Scan the data beneath this task and copy each line that includes "structure".

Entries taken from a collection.
--------------------------------------------------
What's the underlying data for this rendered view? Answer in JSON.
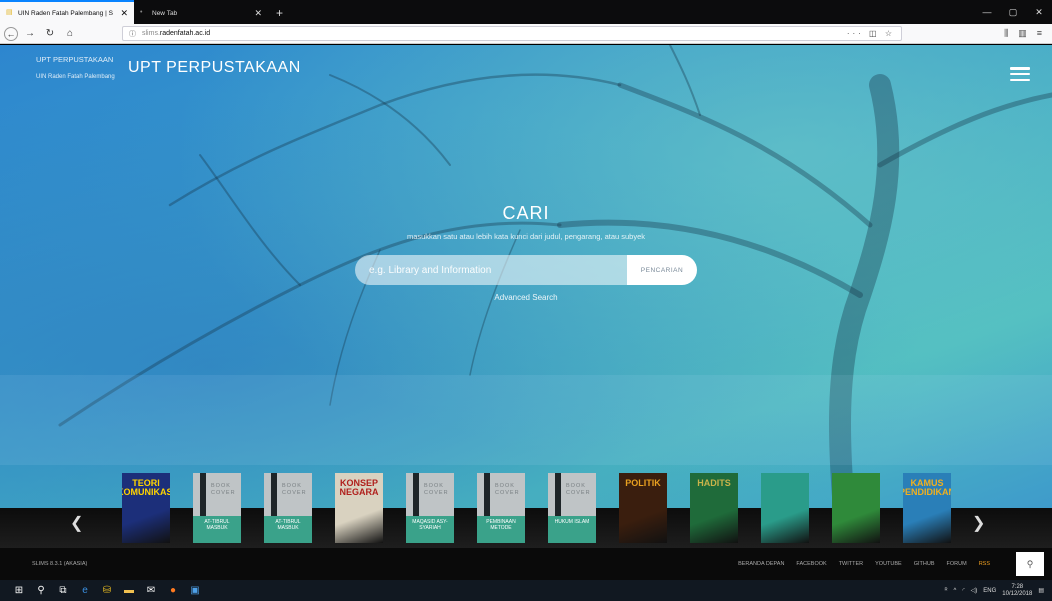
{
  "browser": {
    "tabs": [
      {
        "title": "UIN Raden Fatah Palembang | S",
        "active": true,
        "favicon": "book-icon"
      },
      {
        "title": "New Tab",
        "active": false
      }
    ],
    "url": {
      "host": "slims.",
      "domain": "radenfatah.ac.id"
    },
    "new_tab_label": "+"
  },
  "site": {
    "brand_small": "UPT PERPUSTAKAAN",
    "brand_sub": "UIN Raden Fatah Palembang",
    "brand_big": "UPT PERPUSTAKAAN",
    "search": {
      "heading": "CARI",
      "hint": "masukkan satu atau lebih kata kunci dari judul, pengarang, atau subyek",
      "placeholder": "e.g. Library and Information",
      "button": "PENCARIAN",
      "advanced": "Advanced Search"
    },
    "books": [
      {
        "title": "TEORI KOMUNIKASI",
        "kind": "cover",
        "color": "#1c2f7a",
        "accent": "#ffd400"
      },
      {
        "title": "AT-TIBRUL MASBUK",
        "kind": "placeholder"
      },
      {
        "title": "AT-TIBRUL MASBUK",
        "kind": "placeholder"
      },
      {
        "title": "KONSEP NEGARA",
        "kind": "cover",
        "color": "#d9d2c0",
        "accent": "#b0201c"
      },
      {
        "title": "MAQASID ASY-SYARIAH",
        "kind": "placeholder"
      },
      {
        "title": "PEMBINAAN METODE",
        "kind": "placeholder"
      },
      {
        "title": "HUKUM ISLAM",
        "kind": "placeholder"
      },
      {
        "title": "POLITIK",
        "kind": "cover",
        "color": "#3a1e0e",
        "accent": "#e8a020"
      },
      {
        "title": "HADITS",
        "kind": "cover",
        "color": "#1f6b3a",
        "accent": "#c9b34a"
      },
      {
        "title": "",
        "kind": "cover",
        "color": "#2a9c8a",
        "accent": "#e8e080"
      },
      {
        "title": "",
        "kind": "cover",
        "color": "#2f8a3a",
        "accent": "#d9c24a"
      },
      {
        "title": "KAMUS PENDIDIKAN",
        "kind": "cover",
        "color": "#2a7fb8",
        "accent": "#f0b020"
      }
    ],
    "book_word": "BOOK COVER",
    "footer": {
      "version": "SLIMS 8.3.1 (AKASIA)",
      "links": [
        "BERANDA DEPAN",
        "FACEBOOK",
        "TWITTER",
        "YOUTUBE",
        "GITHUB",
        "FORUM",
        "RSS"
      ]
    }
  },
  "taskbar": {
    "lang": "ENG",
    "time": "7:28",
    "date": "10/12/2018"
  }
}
--------------------------------------------------
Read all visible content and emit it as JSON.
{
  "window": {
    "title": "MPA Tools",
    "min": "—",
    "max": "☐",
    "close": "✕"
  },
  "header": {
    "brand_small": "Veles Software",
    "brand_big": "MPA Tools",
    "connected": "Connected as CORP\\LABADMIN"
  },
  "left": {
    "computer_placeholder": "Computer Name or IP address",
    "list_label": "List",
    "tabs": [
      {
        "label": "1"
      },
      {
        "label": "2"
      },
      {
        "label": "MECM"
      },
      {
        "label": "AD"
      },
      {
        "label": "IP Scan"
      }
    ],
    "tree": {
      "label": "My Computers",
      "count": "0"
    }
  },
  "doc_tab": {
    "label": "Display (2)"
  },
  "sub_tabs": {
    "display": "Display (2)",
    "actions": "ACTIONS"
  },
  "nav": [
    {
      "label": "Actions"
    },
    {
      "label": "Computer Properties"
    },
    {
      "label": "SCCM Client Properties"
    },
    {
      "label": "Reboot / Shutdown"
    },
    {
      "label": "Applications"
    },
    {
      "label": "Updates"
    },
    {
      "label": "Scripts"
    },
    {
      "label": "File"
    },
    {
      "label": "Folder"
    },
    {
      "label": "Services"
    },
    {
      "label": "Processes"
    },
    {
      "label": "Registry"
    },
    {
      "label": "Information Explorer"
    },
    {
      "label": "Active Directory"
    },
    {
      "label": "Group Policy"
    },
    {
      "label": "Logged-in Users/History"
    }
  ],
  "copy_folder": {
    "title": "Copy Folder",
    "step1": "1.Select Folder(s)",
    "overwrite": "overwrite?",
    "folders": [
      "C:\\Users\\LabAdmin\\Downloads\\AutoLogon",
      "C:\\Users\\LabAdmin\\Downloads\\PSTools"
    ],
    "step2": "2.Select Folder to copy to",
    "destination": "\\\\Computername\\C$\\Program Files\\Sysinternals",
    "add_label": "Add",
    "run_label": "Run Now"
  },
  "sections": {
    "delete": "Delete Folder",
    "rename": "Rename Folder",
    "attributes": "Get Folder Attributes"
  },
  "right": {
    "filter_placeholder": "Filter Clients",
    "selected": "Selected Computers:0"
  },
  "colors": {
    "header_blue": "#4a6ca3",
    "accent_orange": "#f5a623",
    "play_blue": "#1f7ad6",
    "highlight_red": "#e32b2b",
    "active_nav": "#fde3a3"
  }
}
--------------------------------------------------
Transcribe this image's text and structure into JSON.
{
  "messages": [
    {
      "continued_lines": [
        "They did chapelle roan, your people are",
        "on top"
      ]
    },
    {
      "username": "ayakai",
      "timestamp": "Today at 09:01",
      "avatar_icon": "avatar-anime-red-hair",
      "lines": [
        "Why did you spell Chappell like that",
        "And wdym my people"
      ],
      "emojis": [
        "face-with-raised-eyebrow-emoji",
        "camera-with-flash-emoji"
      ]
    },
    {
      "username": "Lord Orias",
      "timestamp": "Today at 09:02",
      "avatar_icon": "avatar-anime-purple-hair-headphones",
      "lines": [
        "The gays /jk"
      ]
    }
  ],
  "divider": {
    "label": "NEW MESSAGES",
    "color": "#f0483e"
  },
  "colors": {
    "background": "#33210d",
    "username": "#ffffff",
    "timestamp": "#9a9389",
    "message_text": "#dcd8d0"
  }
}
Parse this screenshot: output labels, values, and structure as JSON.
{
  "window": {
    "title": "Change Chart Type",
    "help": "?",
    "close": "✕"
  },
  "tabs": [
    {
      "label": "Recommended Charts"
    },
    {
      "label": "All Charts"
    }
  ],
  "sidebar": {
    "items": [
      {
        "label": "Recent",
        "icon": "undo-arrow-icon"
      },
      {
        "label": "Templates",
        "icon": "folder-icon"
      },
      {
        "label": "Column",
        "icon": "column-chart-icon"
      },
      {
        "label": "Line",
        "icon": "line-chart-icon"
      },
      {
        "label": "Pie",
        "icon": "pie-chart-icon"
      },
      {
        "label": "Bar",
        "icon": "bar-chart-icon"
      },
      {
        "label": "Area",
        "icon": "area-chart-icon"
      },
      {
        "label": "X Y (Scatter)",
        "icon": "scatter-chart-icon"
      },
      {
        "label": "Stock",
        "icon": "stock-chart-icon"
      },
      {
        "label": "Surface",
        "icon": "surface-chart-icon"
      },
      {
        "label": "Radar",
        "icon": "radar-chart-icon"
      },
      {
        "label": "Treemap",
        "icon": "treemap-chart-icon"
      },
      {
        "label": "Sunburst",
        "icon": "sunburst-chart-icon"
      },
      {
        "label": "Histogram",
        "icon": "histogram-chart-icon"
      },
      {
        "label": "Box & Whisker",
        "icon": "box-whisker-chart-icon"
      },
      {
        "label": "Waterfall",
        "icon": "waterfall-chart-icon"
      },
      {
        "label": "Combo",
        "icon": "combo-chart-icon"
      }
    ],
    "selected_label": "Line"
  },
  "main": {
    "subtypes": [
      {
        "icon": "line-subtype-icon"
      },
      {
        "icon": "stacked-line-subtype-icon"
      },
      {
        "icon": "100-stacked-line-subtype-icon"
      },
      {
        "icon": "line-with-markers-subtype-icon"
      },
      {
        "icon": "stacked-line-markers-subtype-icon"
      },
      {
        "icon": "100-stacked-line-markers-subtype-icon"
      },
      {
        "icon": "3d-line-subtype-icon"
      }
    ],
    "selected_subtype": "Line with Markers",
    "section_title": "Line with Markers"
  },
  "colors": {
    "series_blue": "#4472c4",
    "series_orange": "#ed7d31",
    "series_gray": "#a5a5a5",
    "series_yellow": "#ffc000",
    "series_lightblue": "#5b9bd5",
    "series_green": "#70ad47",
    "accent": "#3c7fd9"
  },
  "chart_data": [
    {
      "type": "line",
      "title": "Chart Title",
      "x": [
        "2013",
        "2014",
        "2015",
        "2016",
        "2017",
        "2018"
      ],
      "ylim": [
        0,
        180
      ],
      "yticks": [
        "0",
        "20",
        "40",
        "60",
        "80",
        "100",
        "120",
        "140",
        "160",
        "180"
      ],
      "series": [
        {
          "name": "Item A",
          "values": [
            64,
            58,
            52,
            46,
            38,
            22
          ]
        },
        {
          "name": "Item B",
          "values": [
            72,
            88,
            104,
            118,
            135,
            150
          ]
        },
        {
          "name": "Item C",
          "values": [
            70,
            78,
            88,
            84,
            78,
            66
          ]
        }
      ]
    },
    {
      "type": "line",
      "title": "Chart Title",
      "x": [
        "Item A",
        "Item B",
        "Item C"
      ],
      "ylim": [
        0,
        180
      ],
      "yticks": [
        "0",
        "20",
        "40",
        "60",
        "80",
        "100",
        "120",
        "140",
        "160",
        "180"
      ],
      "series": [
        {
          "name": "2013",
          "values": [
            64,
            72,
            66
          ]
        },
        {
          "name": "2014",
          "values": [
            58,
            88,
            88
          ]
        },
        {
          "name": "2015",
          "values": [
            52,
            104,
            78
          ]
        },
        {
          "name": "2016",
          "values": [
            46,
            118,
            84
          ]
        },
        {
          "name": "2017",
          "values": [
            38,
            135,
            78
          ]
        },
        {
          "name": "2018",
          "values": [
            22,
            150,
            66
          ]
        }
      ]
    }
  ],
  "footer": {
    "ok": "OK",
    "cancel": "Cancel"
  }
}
--------------------------------------------------
ANSWER FOR THE TASK.
Transcribe this image's text and structure into JSON.
Parse this screenshot: output labels, values, and structure as JSON.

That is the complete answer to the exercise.